• What you will do: Scan the lines below for "prison" and copy the matches.

(Data entries)
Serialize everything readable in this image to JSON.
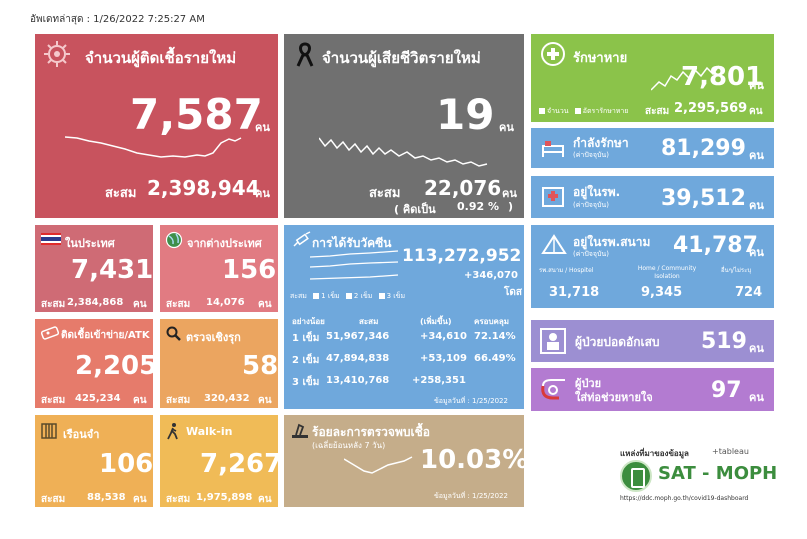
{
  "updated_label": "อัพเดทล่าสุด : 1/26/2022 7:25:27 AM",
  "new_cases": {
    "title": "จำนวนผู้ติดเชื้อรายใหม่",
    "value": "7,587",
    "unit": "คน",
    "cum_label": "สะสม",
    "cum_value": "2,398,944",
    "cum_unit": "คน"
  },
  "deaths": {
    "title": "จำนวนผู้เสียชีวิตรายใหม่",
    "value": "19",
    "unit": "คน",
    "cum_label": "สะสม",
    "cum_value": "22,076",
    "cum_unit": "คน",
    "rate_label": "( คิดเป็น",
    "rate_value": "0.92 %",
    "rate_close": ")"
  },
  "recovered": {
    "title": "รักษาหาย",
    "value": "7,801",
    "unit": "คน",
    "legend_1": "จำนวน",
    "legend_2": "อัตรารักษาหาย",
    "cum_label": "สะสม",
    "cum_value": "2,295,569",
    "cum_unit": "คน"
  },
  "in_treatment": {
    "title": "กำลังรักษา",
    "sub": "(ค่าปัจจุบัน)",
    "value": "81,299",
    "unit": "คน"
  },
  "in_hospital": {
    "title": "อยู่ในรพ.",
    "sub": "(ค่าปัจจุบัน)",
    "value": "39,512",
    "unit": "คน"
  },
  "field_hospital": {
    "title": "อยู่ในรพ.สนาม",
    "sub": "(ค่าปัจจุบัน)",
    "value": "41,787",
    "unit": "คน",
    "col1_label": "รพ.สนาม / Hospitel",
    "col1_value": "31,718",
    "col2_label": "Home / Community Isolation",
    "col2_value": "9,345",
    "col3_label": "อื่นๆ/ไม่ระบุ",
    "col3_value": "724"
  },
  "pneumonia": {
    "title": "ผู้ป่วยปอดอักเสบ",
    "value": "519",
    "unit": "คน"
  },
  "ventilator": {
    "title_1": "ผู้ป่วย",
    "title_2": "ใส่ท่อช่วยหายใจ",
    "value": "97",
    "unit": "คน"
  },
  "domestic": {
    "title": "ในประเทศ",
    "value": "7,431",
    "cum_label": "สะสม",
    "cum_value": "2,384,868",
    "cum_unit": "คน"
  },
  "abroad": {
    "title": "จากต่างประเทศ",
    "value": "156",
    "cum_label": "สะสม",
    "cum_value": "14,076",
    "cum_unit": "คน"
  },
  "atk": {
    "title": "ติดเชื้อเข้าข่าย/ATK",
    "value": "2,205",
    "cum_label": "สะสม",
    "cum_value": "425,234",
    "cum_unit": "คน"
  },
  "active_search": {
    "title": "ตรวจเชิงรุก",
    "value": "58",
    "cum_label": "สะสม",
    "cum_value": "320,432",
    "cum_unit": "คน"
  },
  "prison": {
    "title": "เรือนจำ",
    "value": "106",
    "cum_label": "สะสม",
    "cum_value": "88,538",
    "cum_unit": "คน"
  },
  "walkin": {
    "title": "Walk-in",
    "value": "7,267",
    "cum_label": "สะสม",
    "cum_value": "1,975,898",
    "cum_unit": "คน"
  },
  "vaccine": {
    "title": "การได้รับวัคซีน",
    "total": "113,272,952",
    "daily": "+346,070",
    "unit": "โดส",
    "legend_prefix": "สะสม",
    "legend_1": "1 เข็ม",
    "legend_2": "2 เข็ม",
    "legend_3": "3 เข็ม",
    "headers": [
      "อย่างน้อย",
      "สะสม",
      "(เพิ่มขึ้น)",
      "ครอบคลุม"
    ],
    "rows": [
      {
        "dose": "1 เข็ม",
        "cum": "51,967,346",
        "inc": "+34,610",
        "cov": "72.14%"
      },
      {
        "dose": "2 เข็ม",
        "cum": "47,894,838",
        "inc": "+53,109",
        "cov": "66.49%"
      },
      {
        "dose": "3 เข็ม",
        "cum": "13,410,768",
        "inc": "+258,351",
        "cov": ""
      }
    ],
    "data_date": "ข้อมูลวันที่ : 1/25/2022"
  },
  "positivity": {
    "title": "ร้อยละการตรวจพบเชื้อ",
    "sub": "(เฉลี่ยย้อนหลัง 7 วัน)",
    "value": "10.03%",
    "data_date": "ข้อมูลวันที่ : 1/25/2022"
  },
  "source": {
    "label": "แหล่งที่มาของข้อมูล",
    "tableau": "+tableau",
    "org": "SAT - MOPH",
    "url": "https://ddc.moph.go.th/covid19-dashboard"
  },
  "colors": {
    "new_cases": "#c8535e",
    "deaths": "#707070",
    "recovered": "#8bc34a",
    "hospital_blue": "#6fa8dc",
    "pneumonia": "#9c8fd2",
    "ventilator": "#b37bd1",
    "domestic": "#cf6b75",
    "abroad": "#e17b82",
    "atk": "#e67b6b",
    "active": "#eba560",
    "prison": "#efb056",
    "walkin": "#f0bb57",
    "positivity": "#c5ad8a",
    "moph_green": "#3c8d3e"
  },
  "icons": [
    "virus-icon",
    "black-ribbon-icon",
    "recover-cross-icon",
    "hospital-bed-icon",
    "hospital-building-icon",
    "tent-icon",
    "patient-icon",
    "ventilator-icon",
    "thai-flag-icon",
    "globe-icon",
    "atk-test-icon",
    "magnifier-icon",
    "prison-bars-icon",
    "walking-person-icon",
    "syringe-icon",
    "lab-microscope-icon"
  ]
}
---
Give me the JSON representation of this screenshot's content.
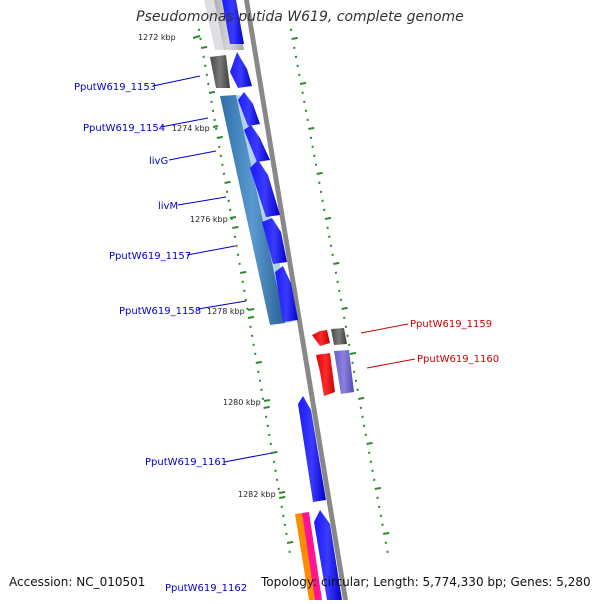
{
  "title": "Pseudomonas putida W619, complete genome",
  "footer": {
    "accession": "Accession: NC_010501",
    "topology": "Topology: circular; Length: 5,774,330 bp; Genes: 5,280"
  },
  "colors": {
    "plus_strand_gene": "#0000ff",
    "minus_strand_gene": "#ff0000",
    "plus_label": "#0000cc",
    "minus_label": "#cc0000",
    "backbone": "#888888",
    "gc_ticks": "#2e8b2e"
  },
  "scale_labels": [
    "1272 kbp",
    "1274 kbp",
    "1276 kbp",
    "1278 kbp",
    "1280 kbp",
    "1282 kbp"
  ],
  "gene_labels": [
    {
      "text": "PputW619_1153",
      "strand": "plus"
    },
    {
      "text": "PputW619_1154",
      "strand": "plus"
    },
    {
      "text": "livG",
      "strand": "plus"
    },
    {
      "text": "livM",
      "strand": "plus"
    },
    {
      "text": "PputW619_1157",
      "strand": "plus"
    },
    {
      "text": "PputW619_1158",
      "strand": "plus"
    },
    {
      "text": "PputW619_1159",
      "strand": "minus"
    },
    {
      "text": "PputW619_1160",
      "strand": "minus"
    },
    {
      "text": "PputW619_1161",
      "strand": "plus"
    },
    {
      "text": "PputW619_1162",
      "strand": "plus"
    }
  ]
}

• Output for this task:
  "prison": {
    "prison": "#efb056",
    "prison-bars-icon",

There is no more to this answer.